REQUEST >> Where a line in the listing below contains the word "this", copy that line.
:: DATASET RECORDS
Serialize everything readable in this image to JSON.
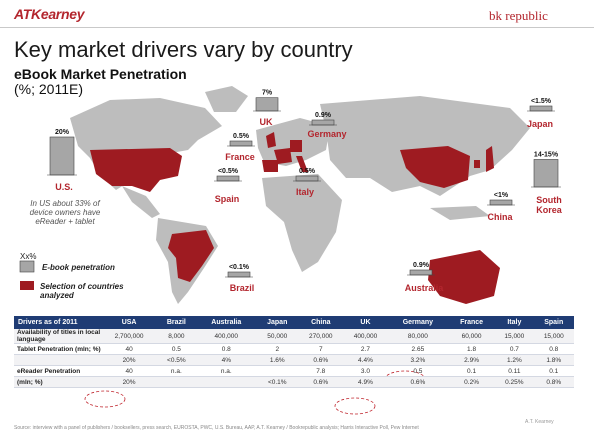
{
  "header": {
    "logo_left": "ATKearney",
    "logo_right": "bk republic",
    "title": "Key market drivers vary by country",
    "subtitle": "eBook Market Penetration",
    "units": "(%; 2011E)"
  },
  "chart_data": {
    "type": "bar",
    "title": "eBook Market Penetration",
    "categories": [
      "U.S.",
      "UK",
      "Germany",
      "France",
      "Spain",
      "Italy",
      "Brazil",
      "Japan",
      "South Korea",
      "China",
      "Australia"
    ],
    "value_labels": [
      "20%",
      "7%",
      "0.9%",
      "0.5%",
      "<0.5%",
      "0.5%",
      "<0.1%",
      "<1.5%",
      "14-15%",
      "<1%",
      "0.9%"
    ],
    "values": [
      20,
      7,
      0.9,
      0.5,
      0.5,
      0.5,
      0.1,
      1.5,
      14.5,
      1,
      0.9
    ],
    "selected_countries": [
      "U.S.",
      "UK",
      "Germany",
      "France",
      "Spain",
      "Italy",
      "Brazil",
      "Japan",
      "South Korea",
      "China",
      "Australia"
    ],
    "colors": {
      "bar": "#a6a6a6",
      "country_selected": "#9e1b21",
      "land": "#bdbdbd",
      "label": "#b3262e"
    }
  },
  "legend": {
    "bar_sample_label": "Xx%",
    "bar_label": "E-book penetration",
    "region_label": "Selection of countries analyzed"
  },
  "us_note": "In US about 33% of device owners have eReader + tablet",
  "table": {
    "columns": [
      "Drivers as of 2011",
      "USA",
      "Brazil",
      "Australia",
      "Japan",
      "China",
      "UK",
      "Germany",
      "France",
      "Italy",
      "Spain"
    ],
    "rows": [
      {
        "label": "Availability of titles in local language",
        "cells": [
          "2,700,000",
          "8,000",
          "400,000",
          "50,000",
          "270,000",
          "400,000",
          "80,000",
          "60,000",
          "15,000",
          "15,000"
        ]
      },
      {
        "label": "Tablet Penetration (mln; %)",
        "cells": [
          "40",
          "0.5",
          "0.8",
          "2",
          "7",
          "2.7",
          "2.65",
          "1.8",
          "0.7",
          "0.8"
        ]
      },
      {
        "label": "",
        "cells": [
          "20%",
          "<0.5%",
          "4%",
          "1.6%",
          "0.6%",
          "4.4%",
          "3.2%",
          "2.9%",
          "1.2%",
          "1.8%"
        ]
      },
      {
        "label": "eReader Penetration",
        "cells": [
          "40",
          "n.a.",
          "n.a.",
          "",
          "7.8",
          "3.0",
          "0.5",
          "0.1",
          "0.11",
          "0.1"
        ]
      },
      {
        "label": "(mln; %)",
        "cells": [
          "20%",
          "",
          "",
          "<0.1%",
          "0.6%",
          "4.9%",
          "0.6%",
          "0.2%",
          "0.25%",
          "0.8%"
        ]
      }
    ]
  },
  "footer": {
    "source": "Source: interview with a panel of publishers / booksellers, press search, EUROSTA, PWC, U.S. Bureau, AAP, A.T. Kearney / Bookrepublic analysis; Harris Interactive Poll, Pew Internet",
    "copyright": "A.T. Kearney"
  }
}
::::
:: DATASET RECORDS
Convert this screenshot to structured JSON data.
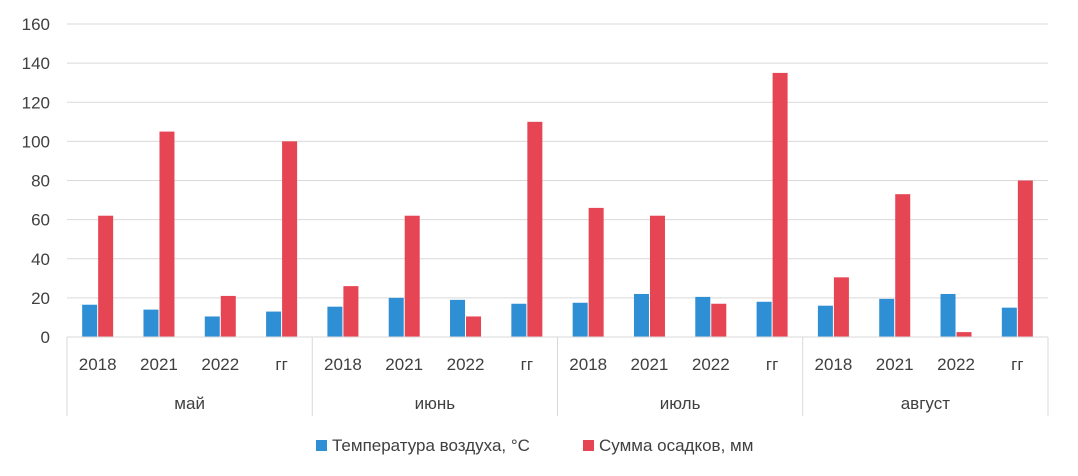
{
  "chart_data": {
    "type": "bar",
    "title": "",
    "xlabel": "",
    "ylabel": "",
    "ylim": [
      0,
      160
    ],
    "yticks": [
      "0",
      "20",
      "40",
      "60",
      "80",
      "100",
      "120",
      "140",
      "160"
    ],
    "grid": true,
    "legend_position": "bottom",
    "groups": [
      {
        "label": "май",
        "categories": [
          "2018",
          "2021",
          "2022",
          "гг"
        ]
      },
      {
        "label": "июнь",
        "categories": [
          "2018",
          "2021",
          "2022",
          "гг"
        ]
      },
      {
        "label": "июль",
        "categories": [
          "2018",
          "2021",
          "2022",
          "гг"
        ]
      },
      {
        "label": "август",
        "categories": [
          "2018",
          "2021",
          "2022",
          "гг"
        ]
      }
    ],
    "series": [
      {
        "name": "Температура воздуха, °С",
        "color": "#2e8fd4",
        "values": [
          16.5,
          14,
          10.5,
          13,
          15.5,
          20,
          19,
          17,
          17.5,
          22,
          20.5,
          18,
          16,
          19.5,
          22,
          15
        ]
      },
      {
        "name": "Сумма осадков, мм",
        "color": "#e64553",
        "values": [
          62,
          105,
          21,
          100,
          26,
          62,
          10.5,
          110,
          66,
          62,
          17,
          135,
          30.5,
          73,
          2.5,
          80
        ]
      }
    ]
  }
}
::::
:: DATASET RECORDS
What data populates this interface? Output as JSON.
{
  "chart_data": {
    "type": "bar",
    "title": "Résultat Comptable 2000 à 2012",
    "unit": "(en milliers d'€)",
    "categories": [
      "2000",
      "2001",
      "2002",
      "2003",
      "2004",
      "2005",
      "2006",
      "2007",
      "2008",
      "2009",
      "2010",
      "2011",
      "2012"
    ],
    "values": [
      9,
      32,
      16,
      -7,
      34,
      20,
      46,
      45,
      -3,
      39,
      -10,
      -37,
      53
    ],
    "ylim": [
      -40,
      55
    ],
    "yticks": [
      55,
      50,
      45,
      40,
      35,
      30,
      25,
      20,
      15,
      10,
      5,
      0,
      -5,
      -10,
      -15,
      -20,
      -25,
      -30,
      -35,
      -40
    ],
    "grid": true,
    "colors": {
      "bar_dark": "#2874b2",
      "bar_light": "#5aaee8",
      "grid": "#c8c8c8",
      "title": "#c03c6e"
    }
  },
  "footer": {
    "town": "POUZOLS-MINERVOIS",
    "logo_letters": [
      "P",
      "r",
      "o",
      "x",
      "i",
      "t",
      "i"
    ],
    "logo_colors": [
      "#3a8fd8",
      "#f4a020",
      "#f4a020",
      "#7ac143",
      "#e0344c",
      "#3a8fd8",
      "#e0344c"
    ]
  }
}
::::
THE ANSWER >>
Serialize everything readable in this image to JSON.
Convert this screenshot to structured JSON data.
What data populates this interface? Output as JSON.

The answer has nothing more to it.